WRITTEN TASK:
Look through the listing for the word "развитие". Copy each line that has it.

— BEGIN ENTRIES SHOWN —

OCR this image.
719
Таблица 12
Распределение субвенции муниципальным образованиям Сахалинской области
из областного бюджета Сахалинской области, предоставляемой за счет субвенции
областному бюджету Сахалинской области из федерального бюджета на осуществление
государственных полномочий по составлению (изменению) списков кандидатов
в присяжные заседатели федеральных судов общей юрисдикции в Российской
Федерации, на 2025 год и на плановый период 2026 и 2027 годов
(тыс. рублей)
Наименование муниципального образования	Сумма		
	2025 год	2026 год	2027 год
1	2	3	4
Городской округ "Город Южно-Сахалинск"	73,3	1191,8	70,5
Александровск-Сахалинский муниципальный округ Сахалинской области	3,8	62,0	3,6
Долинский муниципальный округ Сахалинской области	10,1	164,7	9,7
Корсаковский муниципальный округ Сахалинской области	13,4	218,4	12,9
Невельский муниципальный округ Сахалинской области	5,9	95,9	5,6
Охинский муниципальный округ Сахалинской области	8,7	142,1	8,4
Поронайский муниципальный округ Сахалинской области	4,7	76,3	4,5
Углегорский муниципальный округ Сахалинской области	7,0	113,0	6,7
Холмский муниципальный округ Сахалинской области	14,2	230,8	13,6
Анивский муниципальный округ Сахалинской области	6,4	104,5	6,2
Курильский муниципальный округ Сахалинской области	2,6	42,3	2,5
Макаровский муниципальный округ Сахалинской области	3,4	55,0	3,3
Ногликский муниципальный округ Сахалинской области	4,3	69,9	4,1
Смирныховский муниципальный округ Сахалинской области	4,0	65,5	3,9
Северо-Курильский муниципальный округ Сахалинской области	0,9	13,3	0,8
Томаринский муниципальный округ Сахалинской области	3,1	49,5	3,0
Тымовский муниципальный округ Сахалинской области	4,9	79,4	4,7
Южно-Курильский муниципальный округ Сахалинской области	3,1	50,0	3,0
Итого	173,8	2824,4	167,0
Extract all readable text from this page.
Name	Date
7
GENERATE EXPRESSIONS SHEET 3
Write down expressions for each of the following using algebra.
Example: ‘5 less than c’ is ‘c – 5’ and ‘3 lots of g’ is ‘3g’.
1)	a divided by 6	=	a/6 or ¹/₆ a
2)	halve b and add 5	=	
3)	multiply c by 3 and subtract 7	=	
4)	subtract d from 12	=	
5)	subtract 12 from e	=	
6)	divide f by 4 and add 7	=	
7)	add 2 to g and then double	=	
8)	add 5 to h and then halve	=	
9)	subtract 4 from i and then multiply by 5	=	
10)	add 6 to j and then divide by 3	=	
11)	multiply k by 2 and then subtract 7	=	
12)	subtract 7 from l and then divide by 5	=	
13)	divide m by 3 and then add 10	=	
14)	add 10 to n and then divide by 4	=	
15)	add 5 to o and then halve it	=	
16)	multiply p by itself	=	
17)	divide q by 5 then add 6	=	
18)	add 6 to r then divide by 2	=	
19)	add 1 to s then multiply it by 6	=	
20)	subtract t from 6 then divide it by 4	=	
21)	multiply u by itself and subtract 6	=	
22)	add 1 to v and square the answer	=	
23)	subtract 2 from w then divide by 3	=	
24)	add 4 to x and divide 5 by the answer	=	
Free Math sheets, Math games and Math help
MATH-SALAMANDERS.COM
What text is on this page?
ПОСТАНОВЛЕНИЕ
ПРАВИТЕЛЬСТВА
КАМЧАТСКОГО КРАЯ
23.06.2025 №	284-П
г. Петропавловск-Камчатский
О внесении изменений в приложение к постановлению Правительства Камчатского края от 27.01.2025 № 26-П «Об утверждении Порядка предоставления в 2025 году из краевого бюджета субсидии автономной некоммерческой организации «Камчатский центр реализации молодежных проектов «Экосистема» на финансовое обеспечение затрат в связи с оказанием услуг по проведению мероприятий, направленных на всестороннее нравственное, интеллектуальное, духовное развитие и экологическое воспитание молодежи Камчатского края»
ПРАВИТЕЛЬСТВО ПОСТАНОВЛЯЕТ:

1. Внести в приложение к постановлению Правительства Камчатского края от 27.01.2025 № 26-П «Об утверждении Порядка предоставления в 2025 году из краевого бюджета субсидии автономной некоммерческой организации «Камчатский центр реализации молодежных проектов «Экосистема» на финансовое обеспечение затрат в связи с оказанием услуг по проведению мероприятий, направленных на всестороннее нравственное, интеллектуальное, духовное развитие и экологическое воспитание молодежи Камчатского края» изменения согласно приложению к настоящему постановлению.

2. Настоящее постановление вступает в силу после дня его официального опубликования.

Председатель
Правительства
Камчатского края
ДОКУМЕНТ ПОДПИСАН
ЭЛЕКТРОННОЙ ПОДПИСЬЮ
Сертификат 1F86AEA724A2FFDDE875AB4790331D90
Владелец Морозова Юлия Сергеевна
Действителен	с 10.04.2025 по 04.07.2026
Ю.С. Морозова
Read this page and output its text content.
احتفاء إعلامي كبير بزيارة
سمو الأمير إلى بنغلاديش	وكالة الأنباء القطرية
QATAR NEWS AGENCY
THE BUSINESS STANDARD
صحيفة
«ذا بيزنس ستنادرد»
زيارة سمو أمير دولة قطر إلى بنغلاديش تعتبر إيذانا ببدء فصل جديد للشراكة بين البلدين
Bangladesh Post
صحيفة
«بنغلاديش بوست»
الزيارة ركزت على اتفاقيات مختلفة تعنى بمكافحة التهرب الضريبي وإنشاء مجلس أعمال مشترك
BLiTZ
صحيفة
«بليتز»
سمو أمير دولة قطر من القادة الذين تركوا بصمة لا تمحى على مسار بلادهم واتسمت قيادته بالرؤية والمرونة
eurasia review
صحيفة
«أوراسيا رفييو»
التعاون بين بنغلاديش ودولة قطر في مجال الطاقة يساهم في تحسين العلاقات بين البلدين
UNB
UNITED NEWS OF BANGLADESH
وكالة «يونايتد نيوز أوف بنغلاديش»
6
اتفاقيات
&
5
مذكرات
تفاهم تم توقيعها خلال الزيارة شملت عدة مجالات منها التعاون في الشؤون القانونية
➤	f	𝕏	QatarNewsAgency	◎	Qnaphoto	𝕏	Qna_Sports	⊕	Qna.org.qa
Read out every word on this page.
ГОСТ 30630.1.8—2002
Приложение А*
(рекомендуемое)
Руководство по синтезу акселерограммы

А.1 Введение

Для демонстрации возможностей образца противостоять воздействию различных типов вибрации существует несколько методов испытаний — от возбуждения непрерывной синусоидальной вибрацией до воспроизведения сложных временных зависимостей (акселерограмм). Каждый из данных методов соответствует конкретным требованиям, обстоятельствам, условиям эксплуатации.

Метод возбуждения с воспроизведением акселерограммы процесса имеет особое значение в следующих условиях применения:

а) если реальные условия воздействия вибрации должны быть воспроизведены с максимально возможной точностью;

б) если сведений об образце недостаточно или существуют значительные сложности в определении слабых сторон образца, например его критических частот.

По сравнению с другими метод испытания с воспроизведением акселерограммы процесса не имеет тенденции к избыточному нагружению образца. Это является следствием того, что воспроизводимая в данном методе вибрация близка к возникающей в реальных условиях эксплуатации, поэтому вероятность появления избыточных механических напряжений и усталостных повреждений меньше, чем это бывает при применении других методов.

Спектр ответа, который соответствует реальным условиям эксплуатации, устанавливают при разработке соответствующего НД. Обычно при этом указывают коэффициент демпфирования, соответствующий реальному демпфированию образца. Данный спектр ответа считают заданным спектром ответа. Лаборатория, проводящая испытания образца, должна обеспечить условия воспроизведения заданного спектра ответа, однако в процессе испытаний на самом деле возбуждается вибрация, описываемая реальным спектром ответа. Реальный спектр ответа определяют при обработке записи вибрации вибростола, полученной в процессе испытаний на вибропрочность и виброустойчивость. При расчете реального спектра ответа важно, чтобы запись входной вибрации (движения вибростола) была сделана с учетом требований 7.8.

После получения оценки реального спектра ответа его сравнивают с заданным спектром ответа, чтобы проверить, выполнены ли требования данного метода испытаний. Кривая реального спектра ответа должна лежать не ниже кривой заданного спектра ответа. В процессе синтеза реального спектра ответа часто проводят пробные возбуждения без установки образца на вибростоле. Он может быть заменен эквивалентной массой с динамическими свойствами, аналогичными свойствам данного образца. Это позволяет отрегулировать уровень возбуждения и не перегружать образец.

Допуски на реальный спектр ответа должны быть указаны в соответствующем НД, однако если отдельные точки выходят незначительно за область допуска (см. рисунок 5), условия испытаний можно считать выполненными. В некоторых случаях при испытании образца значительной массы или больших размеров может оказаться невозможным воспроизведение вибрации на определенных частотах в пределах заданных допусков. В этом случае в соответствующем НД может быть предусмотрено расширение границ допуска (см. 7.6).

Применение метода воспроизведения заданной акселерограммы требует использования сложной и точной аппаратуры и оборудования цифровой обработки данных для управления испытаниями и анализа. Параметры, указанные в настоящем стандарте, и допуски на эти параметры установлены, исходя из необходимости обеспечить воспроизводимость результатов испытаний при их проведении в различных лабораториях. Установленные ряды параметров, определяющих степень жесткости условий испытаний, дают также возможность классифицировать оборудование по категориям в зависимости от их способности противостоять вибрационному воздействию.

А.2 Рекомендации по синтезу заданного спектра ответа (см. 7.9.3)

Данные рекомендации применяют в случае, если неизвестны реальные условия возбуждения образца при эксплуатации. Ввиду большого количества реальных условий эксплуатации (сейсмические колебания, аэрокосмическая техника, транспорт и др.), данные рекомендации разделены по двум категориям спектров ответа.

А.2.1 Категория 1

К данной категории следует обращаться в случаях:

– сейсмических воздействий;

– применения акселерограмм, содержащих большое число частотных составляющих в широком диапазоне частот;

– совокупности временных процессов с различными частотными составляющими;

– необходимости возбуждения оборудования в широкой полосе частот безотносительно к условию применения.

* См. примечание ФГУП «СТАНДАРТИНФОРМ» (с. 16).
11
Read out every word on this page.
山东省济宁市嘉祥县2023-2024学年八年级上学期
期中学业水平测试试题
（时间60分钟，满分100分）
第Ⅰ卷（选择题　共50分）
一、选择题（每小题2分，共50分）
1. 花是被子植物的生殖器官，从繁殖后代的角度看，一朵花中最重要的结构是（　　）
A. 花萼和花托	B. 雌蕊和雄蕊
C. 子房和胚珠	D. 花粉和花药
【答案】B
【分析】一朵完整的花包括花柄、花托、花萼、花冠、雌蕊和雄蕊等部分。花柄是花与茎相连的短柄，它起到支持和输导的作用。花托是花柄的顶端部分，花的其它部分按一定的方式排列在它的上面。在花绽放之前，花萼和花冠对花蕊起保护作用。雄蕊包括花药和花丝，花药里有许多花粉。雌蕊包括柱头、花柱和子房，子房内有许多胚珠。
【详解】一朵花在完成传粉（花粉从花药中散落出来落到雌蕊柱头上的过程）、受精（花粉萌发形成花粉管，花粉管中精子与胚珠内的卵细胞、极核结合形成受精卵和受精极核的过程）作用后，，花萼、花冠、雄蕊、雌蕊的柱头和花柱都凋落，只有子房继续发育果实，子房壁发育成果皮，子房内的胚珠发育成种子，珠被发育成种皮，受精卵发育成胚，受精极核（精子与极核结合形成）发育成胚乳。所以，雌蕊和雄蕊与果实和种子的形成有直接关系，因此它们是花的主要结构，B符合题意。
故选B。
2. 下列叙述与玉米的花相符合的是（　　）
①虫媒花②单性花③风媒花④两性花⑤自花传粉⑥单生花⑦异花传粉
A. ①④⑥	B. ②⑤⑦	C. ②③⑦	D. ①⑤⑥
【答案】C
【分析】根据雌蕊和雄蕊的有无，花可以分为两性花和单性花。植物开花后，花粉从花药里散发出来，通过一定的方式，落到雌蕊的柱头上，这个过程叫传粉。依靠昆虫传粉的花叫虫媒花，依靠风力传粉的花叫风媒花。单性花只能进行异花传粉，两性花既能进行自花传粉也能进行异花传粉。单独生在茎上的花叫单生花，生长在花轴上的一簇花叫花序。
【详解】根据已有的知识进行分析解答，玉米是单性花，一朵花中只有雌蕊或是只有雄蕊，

— END ENTRIES SHOWN —

TASK RESPONSE:
О внесении изменений в приложение к постановлению Правительства Камчатского края от 27.01.2025 № 26-П «Об утверждении Порядка предоставления в 2025 году из краевого бюджета субсидии автономной некоммерческой организации «Камчатский центр реализации молодежных проектов «Экосистема» на финансовое обеспечение затрат в связи с оказанием услуг по проведению мероприятий, направленных на всестороннее нравственное, интеллектуальное, духовное развитие и экологическое воспитание молодежи Камчатского края»
1. Внести в приложение к постановлению Правительства Камчатского края от 27.01.2025 № 26-П «Об утверждении Порядка предоставления в 2025 году из краевого бюджета субсидии автономной некоммерческой организации «Камчатский центр реализации молодежных проектов «Экосистема» на финансовое обеспечение затрат в связи с оказанием услуг по проведению мероприятий, направленных на всестороннее нравственное, интеллектуальное, духовное развитие и экологическое воспитание молодежи Камчатского края» изменения согласно приложению к настоящему постановлению.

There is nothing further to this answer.